YOUR GOAL: Output each entry below as it stands, leaving out every picture.

+++ EXCERPTED RECORDS +++

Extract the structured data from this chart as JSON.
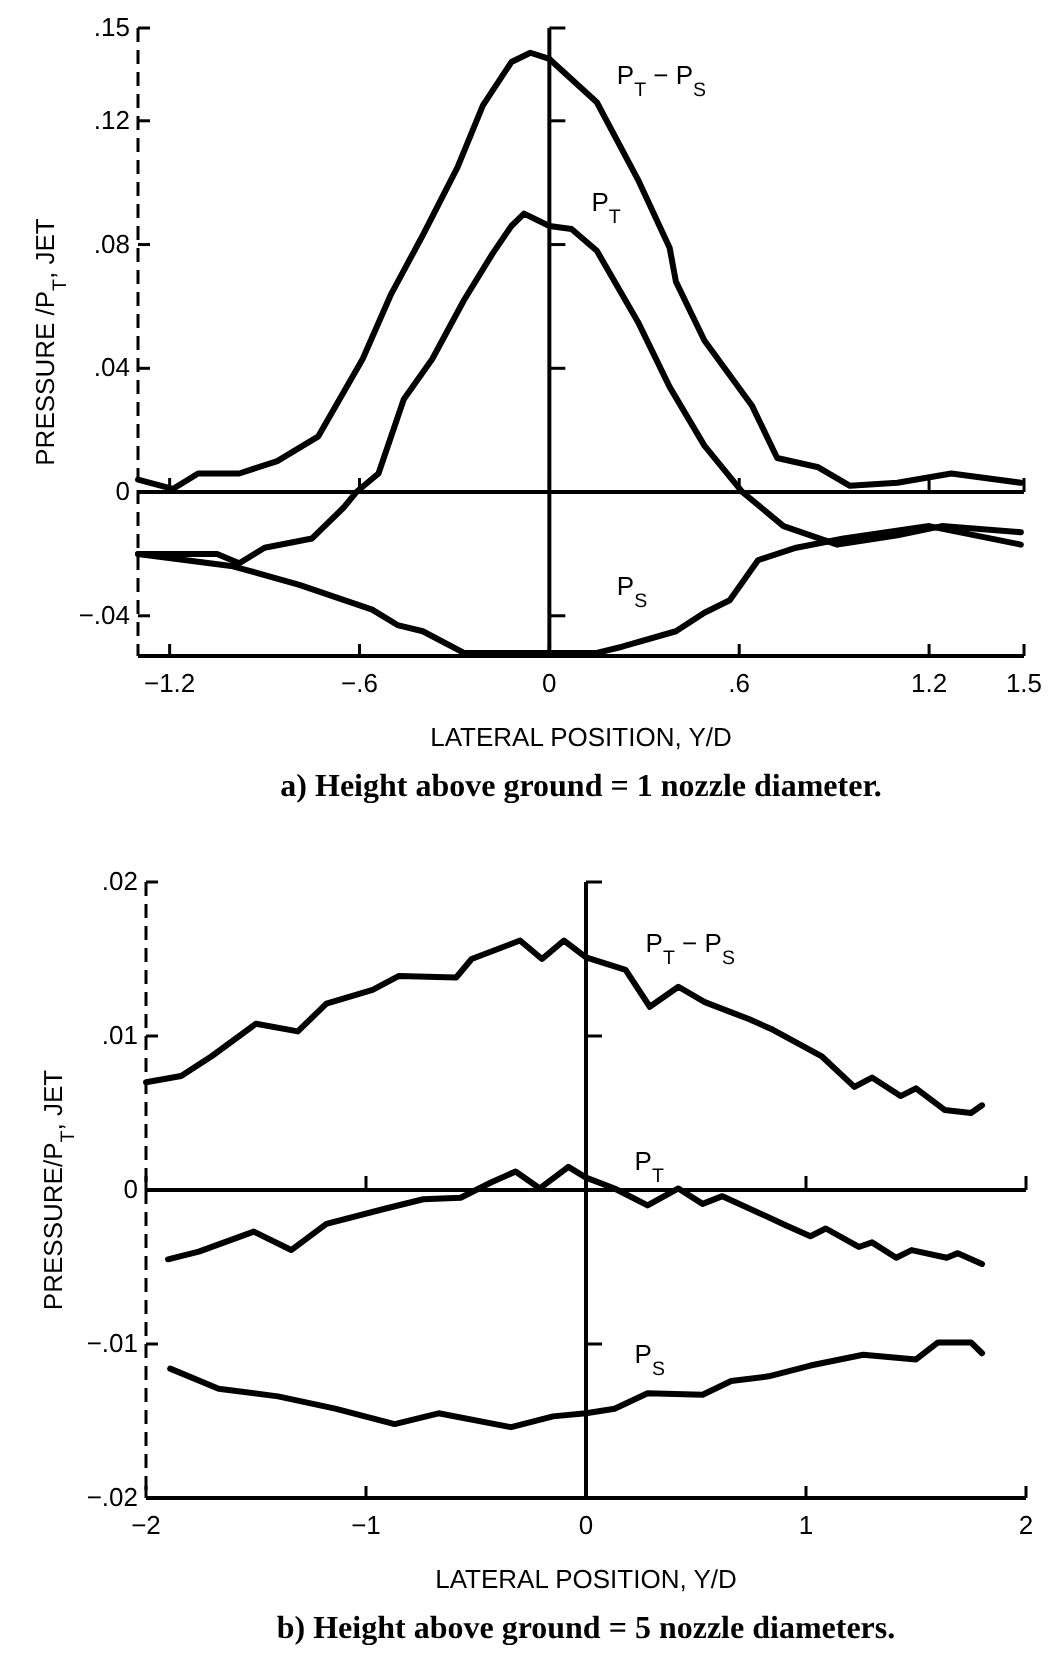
{
  "chart_data": [
    {
      "type": "line",
      "title": "a)   Height above ground = 1 nozzle diameter.",
      "xlabel": "LATERAL POSITION, Y/D",
      "ylabel": "PRESSURE /P$_{T}$, JET",
      "xlim": [
        -1.3,
        1.5
      ],
      "ylim": [
        -0.053,
        0.15
      ],
      "xticks": [
        {
          "value": -1.2,
          "label": "−1.2"
        },
        {
          "value": -0.6,
          "label": "−.6"
        },
        0,
        {
          "value": 0.6,
          "label": ".6"
        },
        1.2,
        1.5
      ],
      "yticks": [
        {
          "value": -0.04,
          "label": "−.04"
        },
        0,
        {
          "value": 0.04,
          "label": ".04"
        },
        {
          "value": 0.08,
          "label": ".08"
        },
        {
          "value": 0.12,
          "label": ".12"
        },
        {
          "value": 0.15,
          "label": ".15"
        }
      ],
      "series": [
        {
          "name": "P$_{T}$ − P$_{S}$",
          "color": "#000000",
          "x": [
            -1.3,
            -1.19,
            -1.11,
            -0.98,
            -0.86,
            -0.73,
            -0.59,
            -0.5,
            -0.4,
            -0.29,
            -0.21,
            -0.12,
            -0.06,
            0.0,
            0.15,
            0.28,
            0.38,
            0.4,
            0.49,
            0.64,
            0.72,
            0.85,
            0.95,
            1.1,
            1.27,
            1.49
          ],
          "values": [
            0.004,
            0.001,
            0.006,
            0.006,
            0.01,
            0.018,
            0.043,
            0.064,
            0.083,
            0.105,
            0.125,
            0.139,
            0.142,
            0.14,
            0.126,
            0.101,
            0.079,
            0.068,
            0.049,
            0.028,
            0.011,
            0.008,
            0.002,
            0.003,
            0.006,
            0.003
          ]
        },
        {
          "name": "P$_{T}$",
          "color": "#000000",
          "x": [
            -1.3,
            -1.05,
            -0.98,
            -0.9,
            -0.75,
            -0.65,
            -0.61,
            -0.54,
            -0.46,
            -0.37,
            -0.27,
            -0.18,
            -0.12,
            -0.08,
            0.0,
            0.07,
            0.15,
            0.28,
            0.38,
            0.49,
            0.61,
            0.74,
            0.91,
            1.1,
            1.24,
            1.49
          ],
          "values": [
            -0.02,
            -0.02,
            -0.023,
            -0.018,
            -0.015,
            -0.005,
            0.0,
            0.006,
            0.03,
            0.043,
            0.062,
            0.077,
            0.086,
            0.09,
            0.086,
            0.085,
            0.078,
            0.055,
            0.034,
            0.015,
            0.0,
            -0.011,
            -0.017,
            -0.014,
            -0.011,
            -0.013
          ]
        },
        {
          "name": "P$_{S}$",
          "color": "#000000",
          "x": [
            -1.3,
            -1.0,
            -0.79,
            -0.56,
            -0.48,
            -0.4,
            -0.27,
            0.0,
            0.15,
            0.23,
            0.4,
            0.49,
            0.57,
            0.66,
            0.78,
            0.93,
            1.2,
            1.49
          ],
          "values": [
            -0.02,
            -0.024,
            -0.03,
            -0.038,
            -0.043,
            -0.045,
            -0.052,
            -0.052,
            -0.052,
            -0.05,
            -0.045,
            -0.039,
            -0.035,
            -0.022,
            -0.018,
            -0.015,
            -0.011,
            -0.017
          ]
        }
      ]
    },
    {
      "type": "line",
      "title": "b)   Height above ground = 5 nozzle diameters.",
      "xlabel": "LATERAL POSITION, Y/D",
      "ylabel": "PRESSURE/P$_{T}$, JET",
      "xlim": [
        -2,
        2
      ],
      "ylim": [
        -0.02,
        0.02
      ],
      "xticks": [
        {
          "value": -2,
          "label": "−2"
        },
        {
          "value": -1,
          "label": "−1"
        },
        0,
        1,
        2
      ],
      "yticks": [
        {
          "value": -0.02,
          "label": "−.02"
        },
        {
          "value": -0.01,
          "label": "−.01"
        },
        0,
        {
          "value": 0.01,
          "label": ".01"
        },
        {
          "value": 0.02,
          "label": ".02"
        }
      ],
      "series": [
        {
          "name": "P$_{T}$ − P$_{S}$",
          "color": "#000000",
          "x": [
            -2.0,
            -1.84,
            -1.7,
            -1.5,
            -1.31,
            -1.18,
            -0.97,
            -0.85,
            -0.59,
            -0.52,
            -0.3,
            -0.2,
            -0.1,
            0.0,
            0.18,
            0.29,
            0.42,
            0.54,
            0.74,
            0.85,
            1.07,
            1.22,
            1.3,
            1.43,
            1.5,
            1.63,
            1.75,
            1.8
          ],
          "values": [
            0.007,
            0.0074,
            0.0087,
            0.0108,
            0.0103,
            0.0121,
            0.013,
            0.0139,
            0.0138,
            0.015,
            0.0162,
            0.015,
            0.0162,
            0.0151,
            0.0143,
            0.0119,
            0.0132,
            0.0122,
            0.0111,
            0.0104,
            0.0087,
            0.0067,
            0.0073,
            0.0061,
            0.0066,
            0.0052,
            0.005,
            0.0055
          ]
        },
        {
          "name": "P$_{T}$",
          "color": "#000000",
          "x": [
            -1.9,
            -1.76,
            -1.51,
            -1.34,
            -1.18,
            -0.91,
            -0.74,
            -0.57,
            -0.43,
            -0.32,
            -0.21,
            -0.08,
            0.0,
            0.13,
            0.28,
            0.42,
            0.53,
            0.62,
            0.91,
            1.02,
            1.09,
            1.24,
            1.3,
            1.41,
            1.48,
            1.64,
            1.69,
            1.8
          ],
          "values": [
            -0.0045,
            -0.004,
            -0.0027,
            -0.0039,
            -0.0022,
            -0.0012,
            -0.0006,
            -0.0005,
            0.0005,
            0.0012,
            0.0001,
            0.0015,
            0.0008,
            0.0001,
            -0.001,
            0.0001,
            -0.0009,
            -0.0004,
            -0.0023,
            -0.003,
            -0.0025,
            -0.0037,
            -0.0034,
            -0.0044,
            -0.0039,
            -0.0044,
            -0.0041,
            -0.0048
          ]
        },
        {
          "name": "P$_{S}$",
          "color": "#000000",
          "x": [
            -1.89,
            -1.67,
            -1.4,
            -1.14,
            -0.87,
            -0.67,
            -0.34,
            -0.15,
            0.0,
            0.13,
            0.28,
            0.53,
            0.66,
            0.83,
            1.02,
            1.26,
            1.5,
            1.6,
            1.75,
            1.8
          ],
          "values": [
            -0.0116,
            -0.0129,
            -0.0134,
            -0.0142,
            -0.0152,
            -0.0145,
            -0.0154,
            -0.0147,
            -0.0145,
            -0.0142,
            -0.0132,
            -0.0133,
            -0.0124,
            -0.0121,
            -0.0114,
            -0.0107,
            -0.011,
            -0.0099,
            -0.0099,
            -0.0106
          ]
        }
      ]
    }
  ]
}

+++

COMPLETED EXERCISE:
Extract the structured data from this chart as JSON.
{
  "chart_data": [
    {
      "type": "line",
      "title": "a)   Height above ground = 1 nozzle diameter.",
      "xlabel": "LATERAL POSITION, Y/D",
      "ylabel": "PRESSURE /P$_{T}$, JET",
      "xlim": [
        -1.3,
        1.5
      ],
      "ylim": [
        -0.053,
        0.15
      ],
      "xticks": [
        {
          "value": -1.2,
          "label": "−1.2"
        },
        {
          "value": -0.6,
          "label": "−.6"
        },
        0,
        {
          "value": 0.6,
          "label": ".6"
        },
        1.2,
        1.5
      ],
      "yticks": [
        {
          "value": -0.04,
          "label": "−.04"
        },
        0,
        {
          "value": 0.04,
          "label": ".04"
        },
        {
          "value": 0.08,
          "label": ".08"
        },
        {
          "value": 0.12,
          "label": ".12"
        },
        {
          "value": 0.15,
          "label": ".15"
        }
      ],
      "series": [
        {
          "name": "P$_{T}$ − P$_{S}$",
          "color": "#000000",
          "x": [
            -1.3,
            -1.19,
            -1.11,
            -0.98,
            -0.86,
            -0.73,
            -0.59,
            -0.5,
            -0.4,
            -0.29,
            -0.21,
            -0.12,
            -0.06,
            0.0,
            0.15,
            0.28,
            0.38,
            0.4,
            0.49,
            0.64,
            0.72,
            0.85,
            0.95,
            1.1,
            1.27,
            1.49
          ],
          "values": [
            0.004,
            0.001,
            0.006,
            0.006,
            0.01,
            0.018,
            0.043,
            0.064,
            0.083,
            0.105,
            0.125,
            0.139,
            0.142,
            0.14,
            0.126,
            0.101,
            0.079,
            0.068,
            0.049,
            0.028,
            0.011,
            0.008,
            0.002,
            0.003,
            0.006,
            0.003
          ]
        },
        {
          "name": "P$_{T}$",
          "color": "#000000",
          "x": [
            -1.3,
            -1.05,
            -0.98,
            -0.9,
            -0.75,
            -0.65,
            -0.61,
            -0.54,
            -0.46,
            -0.37,
            -0.27,
            -0.18,
            -0.12,
            -0.08,
            0.0,
            0.07,
            0.15,
            0.28,
            0.38,
            0.49,
            0.61,
            0.74,
            0.91,
            1.1,
            1.24,
            1.49
          ],
          "values": [
            -0.02,
            -0.02,
            -0.023,
            -0.018,
            -0.015,
            -0.005,
            0.0,
            0.006,
            0.03,
            0.043,
            0.062,
            0.077,
            0.086,
            0.09,
            0.086,
            0.085,
            0.078,
            0.055,
            0.034,
            0.015,
            0.0,
            -0.011,
            -0.017,
            -0.014,
            -0.011,
            -0.013
          ]
        },
        {
          "name": "P$_{S}$",
          "color": "#000000",
          "x": [
            -1.3,
            -1.0,
            -0.79,
            -0.56,
            -0.48,
            -0.4,
            -0.27,
            0.0,
            0.15,
            0.23,
            0.4,
            0.49,
            0.57,
            0.66,
            0.78,
            0.93,
            1.2,
            1.49
          ],
          "values": [
            -0.02,
            -0.024,
            -0.03,
            -0.038,
            -0.043,
            -0.045,
            -0.052,
            -0.052,
            -0.052,
            -0.05,
            -0.045,
            -0.039,
            -0.035,
            -0.022,
            -0.018,
            -0.015,
            -0.011,
            -0.017
          ]
        }
      ]
    },
    {
      "type": "line",
      "title": "b)   Height above ground = 5 nozzle diameters.",
      "xlabel": "LATERAL POSITION, Y/D",
      "ylabel": "PRESSURE/P$_{T}$, JET",
      "xlim": [
        -2,
        2
      ],
      "ylim": [
        -0.02,
        0.02
      ],
      "xticks": [
        {
          "value": -2,
          "label": "−2"
        },
        {
          "value": -1,
          "label": "−1"
        },
        0,
        1,
        2
      ],
      "yticks": [
        {
          "value": -0.02,
          "label": "−.02"
        },
        {
          "value": -0.01,
          "label": "−.01"
        },
        0,
        {
          "value": 0.01,
          "label": ".01"
        },
        {
          "value": 0.02,
          "label": ".02"
        }
      ],
      "series": [
        {
          "name": "P$_{T}$ − P$_{S}$",
          "color": "#000000",
          "x": [
            -2.0,
            -1.84,
            -1.7,
            -1.5,
            -1.31,
            -1.18,
            -0.97,
            -0.85,
            -0.59,
            -0.52,
            -0.3,
            -0.2,
            -0.1,
            0.0,
            0.18,
            0.29,
            0.42,
            0.54,
            0.74,
            0.85,
            1.07,
            1.22,
            1.3,
            1.43,
            1.5,
            1.63,
            1.75,
            1.8
          ],
          "values": [
            0.007,
            0.0074,
            0.0087,
            0.0108,
            0.0103,
            0.0121,
            0.013,
            0.0139,
            0.0138,
            0.015,
            0.0162,
            0.015,
            0.0162,
            0.0151,
            0.0143,
            0.0119,
            0.0132,
            0.0122,
            0.0111,
            0.0104,
            0.0087,
            0.0067,
            0.0073,
            0.0061,
            0.0066,
            0.0052,
            0.005,
            0.0055
          ]
        },
        {
          "name": "P$_{T}$",
          "color": "#000000",
          "x": [
            -1.9,
            -1.76,
            -1.51,
            -1.34,
            -1.18,
            -0.91,
            -0.74,
            -0.57,
            -0.43,
            -0.32,
            -0.21,
            -0.08,
            0.0,
            0.13,
            0.28,
            0.42,
            0.53,
            0.62,
            0.91,
            1.02,
            1.09,
            1.24,
            1.3,
            1.41,
            1.48,
            1.64,
            1.69,
            1.8
          ],
          "values": [
            -0.0045,
            -0.004,
            -0.0027,
            -0.0039,
            -0.0022,
            -0.0012,
            -0.0006,
            -0.0005,
            0.0005,
            0.0012,
            0.0001,
            0.0015,
            0.0008,
            0.0001,
            -0.001,
            0.0001,
            -0.0009,
            -0.0004,
            -0.0023,
            -0.003,
            -0.0025,
            -0.0037,
            -0.0034,
            -0.0044,
            -0.0039,
            -0.0044,
            -0.0041,
            -0.0048
          ]
        },
        {
          "name": "P$_{S}$",
          "color": "#000000",
          "x": [
            -1.89,
            -1.67,
            -1.4,
            -1.14,
            -0.87,
            -0.67,
            -0.34,
            -0.15,
            0.0,
            0.13,
            0.28,
            0.53,
            0.66,
            0.83,
            1.02,
            1.26,
            1.5,
            1.6,
            1.75,
            1.8
          ],
          "values": [
            -0.0116,
            -0.0129,
            -0.0134,
            -0.0142,
            -0.0152,
            -0.0145,
            -0.0154,
            -0.0147,
            -0.0145,
            -0.0142,
            -0.0132,
            -0.0133,
            -0.0124,
            -0.0121,
            -0.0114,
            -0.0107,
            -0.011,
            -0.0099,
            -0.0099,
            -0.0106
          ]
        }
      ]
    }
  ]
}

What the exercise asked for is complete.